*RECORDS PROVIDED*:
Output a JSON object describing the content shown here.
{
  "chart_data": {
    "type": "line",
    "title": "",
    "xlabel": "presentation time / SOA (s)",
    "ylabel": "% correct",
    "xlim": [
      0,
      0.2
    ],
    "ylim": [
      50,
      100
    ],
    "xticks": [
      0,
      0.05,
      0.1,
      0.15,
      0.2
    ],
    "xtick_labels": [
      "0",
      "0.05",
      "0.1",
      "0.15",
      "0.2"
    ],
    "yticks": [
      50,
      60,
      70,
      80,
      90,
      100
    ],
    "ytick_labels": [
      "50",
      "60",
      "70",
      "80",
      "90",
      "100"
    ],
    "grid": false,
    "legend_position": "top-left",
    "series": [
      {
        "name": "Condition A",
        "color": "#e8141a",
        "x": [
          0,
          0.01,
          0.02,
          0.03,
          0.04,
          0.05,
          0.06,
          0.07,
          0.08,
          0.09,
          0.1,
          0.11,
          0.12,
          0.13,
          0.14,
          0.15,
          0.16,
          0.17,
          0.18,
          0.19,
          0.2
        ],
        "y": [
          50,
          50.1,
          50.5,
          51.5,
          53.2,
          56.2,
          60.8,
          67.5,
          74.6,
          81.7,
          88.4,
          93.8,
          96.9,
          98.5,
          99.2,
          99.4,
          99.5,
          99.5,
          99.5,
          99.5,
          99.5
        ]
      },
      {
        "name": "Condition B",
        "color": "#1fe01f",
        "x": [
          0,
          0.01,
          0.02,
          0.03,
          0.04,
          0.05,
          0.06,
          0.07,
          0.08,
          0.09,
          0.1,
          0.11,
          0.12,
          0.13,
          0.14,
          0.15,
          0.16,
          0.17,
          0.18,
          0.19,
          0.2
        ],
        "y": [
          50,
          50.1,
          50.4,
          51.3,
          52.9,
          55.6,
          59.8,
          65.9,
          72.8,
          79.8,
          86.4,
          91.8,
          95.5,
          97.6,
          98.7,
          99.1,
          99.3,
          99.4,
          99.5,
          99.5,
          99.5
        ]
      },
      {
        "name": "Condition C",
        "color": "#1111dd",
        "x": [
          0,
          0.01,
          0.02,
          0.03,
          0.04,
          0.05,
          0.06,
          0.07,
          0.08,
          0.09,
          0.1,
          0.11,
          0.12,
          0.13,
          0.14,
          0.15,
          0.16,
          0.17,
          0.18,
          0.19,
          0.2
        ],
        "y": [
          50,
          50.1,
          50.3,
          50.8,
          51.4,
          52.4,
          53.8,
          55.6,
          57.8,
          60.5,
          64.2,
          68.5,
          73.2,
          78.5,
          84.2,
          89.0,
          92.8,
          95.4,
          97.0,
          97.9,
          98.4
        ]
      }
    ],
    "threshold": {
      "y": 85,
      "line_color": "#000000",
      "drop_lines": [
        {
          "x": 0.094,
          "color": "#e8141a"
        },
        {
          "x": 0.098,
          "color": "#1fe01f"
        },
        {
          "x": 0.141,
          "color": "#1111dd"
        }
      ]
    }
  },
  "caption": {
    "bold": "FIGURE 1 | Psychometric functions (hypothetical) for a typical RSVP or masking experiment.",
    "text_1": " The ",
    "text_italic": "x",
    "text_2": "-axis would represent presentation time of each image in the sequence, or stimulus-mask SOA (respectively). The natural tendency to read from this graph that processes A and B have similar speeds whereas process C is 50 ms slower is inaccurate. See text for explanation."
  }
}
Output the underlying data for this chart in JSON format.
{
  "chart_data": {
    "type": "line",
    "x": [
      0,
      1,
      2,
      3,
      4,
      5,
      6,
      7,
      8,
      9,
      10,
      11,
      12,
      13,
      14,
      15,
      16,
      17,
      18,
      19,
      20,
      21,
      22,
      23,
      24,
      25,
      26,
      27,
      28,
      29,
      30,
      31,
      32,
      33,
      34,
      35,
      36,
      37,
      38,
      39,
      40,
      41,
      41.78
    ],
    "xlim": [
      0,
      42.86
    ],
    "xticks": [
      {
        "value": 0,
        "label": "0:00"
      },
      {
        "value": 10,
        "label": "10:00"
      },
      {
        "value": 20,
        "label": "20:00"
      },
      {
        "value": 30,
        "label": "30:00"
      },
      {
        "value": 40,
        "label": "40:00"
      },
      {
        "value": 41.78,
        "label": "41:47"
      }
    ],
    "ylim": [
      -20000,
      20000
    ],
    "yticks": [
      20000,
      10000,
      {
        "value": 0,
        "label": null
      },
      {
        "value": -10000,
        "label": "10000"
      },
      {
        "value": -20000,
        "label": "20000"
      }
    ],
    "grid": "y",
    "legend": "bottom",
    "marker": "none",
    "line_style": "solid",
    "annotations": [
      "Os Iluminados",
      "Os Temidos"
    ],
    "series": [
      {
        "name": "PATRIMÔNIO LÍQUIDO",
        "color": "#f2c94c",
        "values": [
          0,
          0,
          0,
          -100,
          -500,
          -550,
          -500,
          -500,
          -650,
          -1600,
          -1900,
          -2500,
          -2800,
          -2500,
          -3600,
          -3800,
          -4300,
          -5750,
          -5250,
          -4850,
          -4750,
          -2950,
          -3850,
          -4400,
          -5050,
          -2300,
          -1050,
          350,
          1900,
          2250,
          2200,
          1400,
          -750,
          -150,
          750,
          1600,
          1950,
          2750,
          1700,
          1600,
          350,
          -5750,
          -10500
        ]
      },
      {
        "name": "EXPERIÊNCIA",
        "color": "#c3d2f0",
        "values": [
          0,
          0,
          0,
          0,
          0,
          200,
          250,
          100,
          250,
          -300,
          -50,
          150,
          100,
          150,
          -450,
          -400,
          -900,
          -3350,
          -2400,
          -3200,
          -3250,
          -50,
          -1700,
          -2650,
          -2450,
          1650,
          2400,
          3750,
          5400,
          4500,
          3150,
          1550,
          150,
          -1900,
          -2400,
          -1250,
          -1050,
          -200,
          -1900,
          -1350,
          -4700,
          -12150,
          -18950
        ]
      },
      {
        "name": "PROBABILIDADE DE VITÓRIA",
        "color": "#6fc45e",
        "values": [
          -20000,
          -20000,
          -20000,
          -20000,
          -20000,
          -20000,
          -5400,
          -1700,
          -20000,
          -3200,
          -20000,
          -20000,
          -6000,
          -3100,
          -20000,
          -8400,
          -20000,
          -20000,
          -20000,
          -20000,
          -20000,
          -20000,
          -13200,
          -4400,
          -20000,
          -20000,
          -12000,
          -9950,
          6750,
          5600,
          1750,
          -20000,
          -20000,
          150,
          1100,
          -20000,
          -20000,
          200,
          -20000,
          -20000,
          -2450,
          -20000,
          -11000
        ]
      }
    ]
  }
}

*GIVEN REQUEST*: Reproduce the full listing word for word.

*FULL OUTPUT*:
Output a JSON object describing the content shown here.
{
  "chart_data": {
    "type": "line",
    "title": "",
    "xlabel": "presentation time / SOA (s)",
    "ylabel": "% correct",
    "xlim": [
      0,
      0.2
    ],
    "ylim": [
      50,
      100
    ],
    "xticks": [
      0,
      0.05,
      0.1,
      0.15,
      0.2
    ],
    "xtick_labels": [
      "0",
      "0.05",
      "0.1",
      "0.15",
      "0.2"
    ],
    "yticks": [
      50,
      60,
      70,
      80,
      90,
      100
    ],
    "ytick_labels": [
      "50",
      "60",
      "70",
      "80",
      "90",
      "100"
    ],
    "grid": false,
    "legend_position": "top-left",
    "series": [
      {
        "name": "Condition A",
        "color": "#e8141a",
        "x": [
          0,
          0.01,
          0.02,
          0.03,
          0.04,
          0.05,
          0.06,
          0.07,
          0.08,
          0.09,
          0.1,
          0.11,
          0.12,
          0.13,
          0.14,
          0.15,
          0.16,
          0.17,
          0.18,
          0.19,
          0.2
        ],
        "y": [
          50,
          50.1,
          50.5,
          51.5,
          53.2,
          56.2,
          60.8,
          67.5,
          74.6,
          81.7,
          88.4,
          93.8,
          96.9,
          98.5,
          99.2,
          99.4,
          99.5,
          99.5,
          99.5,
          99.5,
          99.5
        ]
      },
      {
        "name": "Condition B",
        "color": "#1fe01f",
        "x": [
          0,
          0.01,
          0.02,
          0.03,
          0.04,
          0.05,
          0.06,
          0.07,
          0.08,
          0.09,
          0.1,
          0.11,
          0.12,
          0.13,
          0.14,
          0.15,
          0.16,
          0.17,
          0.18,
          0.19,
          0.2
        ],
        "y": [
          50,
          50.1,
          50.4,
          51.3,
          52.9,
          55.6,
          59.8,
          65.9,
          72.8,
          79.8,
          86.4,
          91.8,
          95.5,
          97.6,
          98.7,
          99.1,
          99.3,
          99.4,
          99.5,
          99.5,
          99.5
        ]
      },
      {
        "name": "Condition C",
        "color": "#1111dd",
        "x": [
          0,
          0.01,
          0.02,
          0.03,
          0.04,
          0.05,
          0.06,
          0.07,
          0.08,
          0.09,
          0.1,
          0.11,
          0.12,
          0.13,
          0.14,
          0.15,
          0.16,
          0.17,
          0.18,
          0.19,
          0.2
        ],
        "y": [
          50,
          50.1,
          50.3,
          50.8,
          51.4,
          52.4,
          53.8,
          55.6,
          57.8,
          60.5,
          64.2,
          68.5,
          73.2,
          78.5,
          84.2,
          89.0,
          92.8,
          95.4,
          97.0,
          97.9,
          98.4
        ]
      }
    ],
    "threshold": {
      "y": 85,
      "line_color": "#000000",
      "drop_lines": [
        {
          "x": 0.094,
          "color": "#e8141a"
        },
        {
          "x": 0.098,
          "color": "#1fe01f"
        },
        {
          "x": 0.141,
          "color": "#1111dd"
        }
      ]
    }
  },
  "caption": {
    "bold": "FIGURE 1 | Psychometric functions (hypothetical) for a typical RSVP or masking experiment.",
    "text_1": " The ",
    "text_italic": "x",
    "text_2": "-axis would represent presentation time of each image in the sequence, or stimulus-mask SOA (respectively). The natural tendency to read from this graph that processes A and B have similar speeds whereas process C is 50 ms slower is inaccurate. See text for explanation."
  }
}
Output the underlying data for this chart in JSON format.
{
  "chart_data": {
    "type": "line",
    "x": [
      0,
      1,
      2,
      3,
      4,
      5,
      6,
      7,
      8,
      9,
      10,
      11,
      12,
      13,
      14,
      15,
      16,
      17,
      18,
      19,
      20,
      21,
      22,
      23,
      24,
      25,
      26,
      27,
      28,
      29,
      30,
      31,
      32,
      33,
      34,
      35,
      36,
      37,
      38,
      39,
      40,
      41,
      41.78
    ],
    "xlim": [
      0,
      42.86
    ],
    "xticks": [
      {
        "value": 0,
        "label": "0:00"
      },
      {
        "value": 10,
        "label": "10:00"
      },
      {
        "value": 20,
        "label": "20:00"
      },
      {
        "value": 30,
        "label": "30:00"
      },
      {
        "value": 40,
        "label": "40:00"
      },
      {
        "value": 41.78,
        "label": "41:47"
      }
    ],
    "ylim": [
      -20000,
      20000
    ],
    "yticks": [
      20000,
      10000,
      {
        "value": 0,
        "label": null
      },
      {
        "value": -10000,
        "label": "10000"
      },
      {
        "value": -20000,
        "label": "20000"
      }
    ],
    "grid": "y",
    "legend": "bottom",
    "marker": "none",
    "line_style": "solid",
    "annotations": [
      "Os Iluminados",
      "Os Temidos"
    ],
    "series": [
      {
        "name": "PATRIMÔNIO LÍQUIDO",
        "color": "#f2c94c",
        "values": [
          0,
          0,
          0,
          -100,
          -500,
          -550,
          -500,
          -500,
          -650,
          -1600,
          -1900,
          -2500,
          -2800,
          -2500,
          -3600,
          -3800,
          -4300,
          -5750,
          -5250,
          -4850,
          -4750,
          -2950,
          -3850,
          -4400,
          -5050,
          -2300,
          -1050,
          350,
          1900,
          2250,
          2200,
          1400,
          -750,
          -150,
          750,
          1600,
          1950,
          2750,
          1700,
          1600,
          350,
          -5750,
          -10500
        ]
      },
      {
        "name": "EXPERIÊNCIA",
        "color": "#c3d2f0",
        "values": [
          0,
          0,
          0,
          0,
          0,
          200,
          250,
          100,
          250,
          -300,
          -50,
          150,
          100,
          150,
          -450,
          -400,
          -900,
          -3350,
          -2400,
          -3200,
          -3250,
          -50,
          -1700,
          -2650,
          -2450,
          1650,
          2400,
          3750,
          5400,
          4500,
          3150,
          1550,
          150,
          -1900,
          -2400,
          -1250,
          -1050,
          -200,
          -1900,
          -1350,
          -4700,
          -12150,
          -18950
        ]
      },
      {
        "name": "PROBABILIDADE DE VITÓRIA",
        "color": "#6fc45e",
        "values": [
          -20000,
          -20000,
          -20000,
          -20000,
          -20000,
          -20000,
          -5400,
          -1700,
          -20000,
          -3200,
          -20000,
          -20000,
          -6000,
          -3100,
          -20000,
          -8400,
          -20000,
          -20000,
          -20000,
          -20000,
          -20000,
          -20000,
          -13200,
          -4400,
          -20000,
          -20000,
          -12000,
          -9950,
          6750,
          5600,
          1750,
          -20000,
          -20000,
          150,
          1100,
          -20000,
          -20000,
          200,
          -20000,
          -20000,
          -2450,
          -20000,
          -11000
        ]
      }
    ]
  }
}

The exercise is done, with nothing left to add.